Show all lines of the listing that hold the word "tool".

Dataset entries on figures
++++++++

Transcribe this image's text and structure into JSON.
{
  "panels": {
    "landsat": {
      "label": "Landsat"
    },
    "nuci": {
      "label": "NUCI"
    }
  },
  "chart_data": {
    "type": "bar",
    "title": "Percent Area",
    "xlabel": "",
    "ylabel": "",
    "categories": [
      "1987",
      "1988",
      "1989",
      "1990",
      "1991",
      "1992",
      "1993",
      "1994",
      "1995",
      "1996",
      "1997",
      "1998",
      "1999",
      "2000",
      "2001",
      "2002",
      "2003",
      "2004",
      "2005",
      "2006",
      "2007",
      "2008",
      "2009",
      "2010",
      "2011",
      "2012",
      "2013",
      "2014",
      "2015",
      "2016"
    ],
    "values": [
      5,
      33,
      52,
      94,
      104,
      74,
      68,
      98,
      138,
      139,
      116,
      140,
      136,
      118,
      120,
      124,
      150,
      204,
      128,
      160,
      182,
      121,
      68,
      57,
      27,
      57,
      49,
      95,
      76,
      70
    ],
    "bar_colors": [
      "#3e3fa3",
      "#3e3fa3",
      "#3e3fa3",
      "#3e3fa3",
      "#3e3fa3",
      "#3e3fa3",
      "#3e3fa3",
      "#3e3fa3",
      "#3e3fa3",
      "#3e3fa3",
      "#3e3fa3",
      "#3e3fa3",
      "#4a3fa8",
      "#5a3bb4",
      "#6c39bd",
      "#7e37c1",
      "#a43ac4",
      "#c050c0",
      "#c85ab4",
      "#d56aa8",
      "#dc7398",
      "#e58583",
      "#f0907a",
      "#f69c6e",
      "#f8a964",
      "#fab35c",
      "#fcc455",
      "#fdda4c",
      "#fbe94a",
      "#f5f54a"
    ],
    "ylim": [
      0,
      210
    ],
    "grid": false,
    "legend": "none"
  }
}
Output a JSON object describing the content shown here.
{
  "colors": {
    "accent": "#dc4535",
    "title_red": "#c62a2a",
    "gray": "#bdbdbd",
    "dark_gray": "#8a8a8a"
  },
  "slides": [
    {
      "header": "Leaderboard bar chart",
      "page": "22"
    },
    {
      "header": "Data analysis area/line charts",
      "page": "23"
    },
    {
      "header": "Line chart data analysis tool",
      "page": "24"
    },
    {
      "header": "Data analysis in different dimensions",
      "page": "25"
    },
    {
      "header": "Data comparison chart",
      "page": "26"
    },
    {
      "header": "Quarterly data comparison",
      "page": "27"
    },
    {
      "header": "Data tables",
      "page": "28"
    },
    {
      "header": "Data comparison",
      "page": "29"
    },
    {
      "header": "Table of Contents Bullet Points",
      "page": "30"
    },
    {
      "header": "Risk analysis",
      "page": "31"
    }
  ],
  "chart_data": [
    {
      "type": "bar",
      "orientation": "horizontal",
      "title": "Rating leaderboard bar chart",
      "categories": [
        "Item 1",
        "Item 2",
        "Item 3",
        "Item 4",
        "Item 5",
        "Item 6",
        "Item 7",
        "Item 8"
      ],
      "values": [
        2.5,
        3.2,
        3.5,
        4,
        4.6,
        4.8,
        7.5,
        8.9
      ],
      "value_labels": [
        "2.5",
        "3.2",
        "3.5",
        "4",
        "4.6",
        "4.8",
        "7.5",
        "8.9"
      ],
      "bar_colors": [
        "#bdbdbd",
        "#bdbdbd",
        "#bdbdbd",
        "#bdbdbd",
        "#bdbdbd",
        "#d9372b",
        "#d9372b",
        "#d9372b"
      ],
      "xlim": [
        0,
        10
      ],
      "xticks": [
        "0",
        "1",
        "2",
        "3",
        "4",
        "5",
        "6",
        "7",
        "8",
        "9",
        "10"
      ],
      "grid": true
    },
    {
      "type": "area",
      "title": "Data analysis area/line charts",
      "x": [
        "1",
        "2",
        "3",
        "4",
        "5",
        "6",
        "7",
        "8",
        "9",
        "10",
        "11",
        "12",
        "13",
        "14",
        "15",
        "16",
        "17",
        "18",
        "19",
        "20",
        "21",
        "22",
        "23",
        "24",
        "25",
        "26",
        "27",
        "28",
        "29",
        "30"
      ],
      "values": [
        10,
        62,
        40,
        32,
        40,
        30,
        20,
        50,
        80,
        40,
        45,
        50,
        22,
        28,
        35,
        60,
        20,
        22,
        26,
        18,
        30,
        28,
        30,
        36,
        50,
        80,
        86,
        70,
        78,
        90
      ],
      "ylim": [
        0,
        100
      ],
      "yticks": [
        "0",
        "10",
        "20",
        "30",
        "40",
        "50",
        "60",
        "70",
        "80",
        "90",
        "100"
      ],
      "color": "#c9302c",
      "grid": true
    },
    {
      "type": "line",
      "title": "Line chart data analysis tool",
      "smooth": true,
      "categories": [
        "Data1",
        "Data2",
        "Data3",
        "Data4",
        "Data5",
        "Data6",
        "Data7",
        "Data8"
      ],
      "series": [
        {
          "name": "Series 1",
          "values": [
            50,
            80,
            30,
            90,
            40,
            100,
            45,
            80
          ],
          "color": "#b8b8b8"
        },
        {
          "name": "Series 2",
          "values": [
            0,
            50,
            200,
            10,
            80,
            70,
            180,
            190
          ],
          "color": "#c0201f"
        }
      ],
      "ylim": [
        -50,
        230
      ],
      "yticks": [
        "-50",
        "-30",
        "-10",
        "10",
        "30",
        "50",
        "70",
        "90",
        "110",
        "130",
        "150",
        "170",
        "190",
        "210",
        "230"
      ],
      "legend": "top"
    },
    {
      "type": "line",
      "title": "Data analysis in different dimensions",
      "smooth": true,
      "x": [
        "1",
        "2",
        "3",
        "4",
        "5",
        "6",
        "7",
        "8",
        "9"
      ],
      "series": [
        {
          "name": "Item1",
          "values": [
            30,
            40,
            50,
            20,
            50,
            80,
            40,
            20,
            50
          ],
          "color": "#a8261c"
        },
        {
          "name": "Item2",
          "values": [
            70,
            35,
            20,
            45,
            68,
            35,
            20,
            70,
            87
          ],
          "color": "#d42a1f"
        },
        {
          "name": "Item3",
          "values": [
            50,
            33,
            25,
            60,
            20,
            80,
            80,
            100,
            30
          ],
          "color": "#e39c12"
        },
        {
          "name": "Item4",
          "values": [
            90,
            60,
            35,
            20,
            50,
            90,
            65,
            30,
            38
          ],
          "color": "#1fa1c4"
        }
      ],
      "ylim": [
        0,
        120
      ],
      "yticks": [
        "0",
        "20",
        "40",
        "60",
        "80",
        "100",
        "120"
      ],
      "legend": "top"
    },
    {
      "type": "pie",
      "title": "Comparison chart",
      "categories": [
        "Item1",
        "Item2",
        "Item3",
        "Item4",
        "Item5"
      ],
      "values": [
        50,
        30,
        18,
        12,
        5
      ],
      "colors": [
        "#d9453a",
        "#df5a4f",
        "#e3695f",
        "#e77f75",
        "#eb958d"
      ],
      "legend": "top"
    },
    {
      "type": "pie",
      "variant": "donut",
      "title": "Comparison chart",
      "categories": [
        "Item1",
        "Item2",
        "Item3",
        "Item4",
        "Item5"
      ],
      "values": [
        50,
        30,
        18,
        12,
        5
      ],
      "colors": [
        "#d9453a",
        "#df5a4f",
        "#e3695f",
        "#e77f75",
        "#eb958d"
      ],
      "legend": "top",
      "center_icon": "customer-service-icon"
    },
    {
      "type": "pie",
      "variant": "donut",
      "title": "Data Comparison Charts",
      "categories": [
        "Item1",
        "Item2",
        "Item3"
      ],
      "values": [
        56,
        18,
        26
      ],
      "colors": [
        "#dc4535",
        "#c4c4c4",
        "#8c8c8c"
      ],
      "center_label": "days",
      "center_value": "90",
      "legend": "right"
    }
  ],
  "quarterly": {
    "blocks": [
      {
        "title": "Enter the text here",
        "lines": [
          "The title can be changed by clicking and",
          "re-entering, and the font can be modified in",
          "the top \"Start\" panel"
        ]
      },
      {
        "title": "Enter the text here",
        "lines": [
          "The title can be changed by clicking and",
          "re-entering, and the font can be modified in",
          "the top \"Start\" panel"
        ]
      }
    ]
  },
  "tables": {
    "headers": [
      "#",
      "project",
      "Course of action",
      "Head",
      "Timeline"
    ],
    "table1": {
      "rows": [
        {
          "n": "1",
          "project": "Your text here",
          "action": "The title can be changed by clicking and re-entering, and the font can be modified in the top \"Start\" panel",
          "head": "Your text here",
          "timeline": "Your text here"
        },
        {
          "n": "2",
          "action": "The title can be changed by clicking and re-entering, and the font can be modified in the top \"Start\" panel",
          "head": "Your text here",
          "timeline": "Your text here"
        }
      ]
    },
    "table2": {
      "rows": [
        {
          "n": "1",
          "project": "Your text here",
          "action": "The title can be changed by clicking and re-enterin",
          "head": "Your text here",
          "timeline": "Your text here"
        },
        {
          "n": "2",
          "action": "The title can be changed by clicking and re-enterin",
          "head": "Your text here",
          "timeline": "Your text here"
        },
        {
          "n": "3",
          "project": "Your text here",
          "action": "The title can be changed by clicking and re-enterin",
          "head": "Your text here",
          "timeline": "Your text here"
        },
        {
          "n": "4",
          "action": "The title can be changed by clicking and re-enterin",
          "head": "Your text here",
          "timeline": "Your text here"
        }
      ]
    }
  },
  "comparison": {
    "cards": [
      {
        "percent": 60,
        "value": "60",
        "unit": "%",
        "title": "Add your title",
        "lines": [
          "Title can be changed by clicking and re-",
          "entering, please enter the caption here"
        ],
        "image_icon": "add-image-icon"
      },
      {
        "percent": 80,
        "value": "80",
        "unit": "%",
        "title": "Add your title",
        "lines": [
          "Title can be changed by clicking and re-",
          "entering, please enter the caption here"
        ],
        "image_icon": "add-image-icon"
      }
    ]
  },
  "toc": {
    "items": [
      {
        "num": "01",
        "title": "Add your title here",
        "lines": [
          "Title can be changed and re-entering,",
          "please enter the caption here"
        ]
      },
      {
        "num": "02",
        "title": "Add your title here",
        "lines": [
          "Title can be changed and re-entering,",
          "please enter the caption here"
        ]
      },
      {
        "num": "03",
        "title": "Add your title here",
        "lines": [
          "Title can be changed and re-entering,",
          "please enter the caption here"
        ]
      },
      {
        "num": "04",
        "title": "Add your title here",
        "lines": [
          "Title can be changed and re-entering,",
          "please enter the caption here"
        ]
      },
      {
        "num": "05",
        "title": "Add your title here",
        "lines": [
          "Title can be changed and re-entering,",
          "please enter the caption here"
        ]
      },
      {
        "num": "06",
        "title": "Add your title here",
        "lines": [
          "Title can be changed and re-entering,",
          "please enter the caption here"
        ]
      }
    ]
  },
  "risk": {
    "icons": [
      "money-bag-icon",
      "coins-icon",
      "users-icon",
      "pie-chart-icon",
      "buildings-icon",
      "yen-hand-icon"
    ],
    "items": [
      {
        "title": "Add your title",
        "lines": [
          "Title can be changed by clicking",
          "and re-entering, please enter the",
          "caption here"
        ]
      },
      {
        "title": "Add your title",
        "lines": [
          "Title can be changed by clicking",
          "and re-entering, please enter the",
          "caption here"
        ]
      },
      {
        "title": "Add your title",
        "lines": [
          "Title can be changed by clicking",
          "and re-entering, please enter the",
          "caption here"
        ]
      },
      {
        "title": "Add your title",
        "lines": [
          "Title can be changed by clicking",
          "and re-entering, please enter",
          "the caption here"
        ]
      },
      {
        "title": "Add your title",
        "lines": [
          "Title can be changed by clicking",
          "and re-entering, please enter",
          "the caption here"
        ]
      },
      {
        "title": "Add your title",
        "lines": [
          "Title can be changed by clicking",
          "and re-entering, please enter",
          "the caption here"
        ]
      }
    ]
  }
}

++++++++

Answer for this exercise
      "header": "Line chart data analysis tool",
      "title": "Line chart data analysis tool",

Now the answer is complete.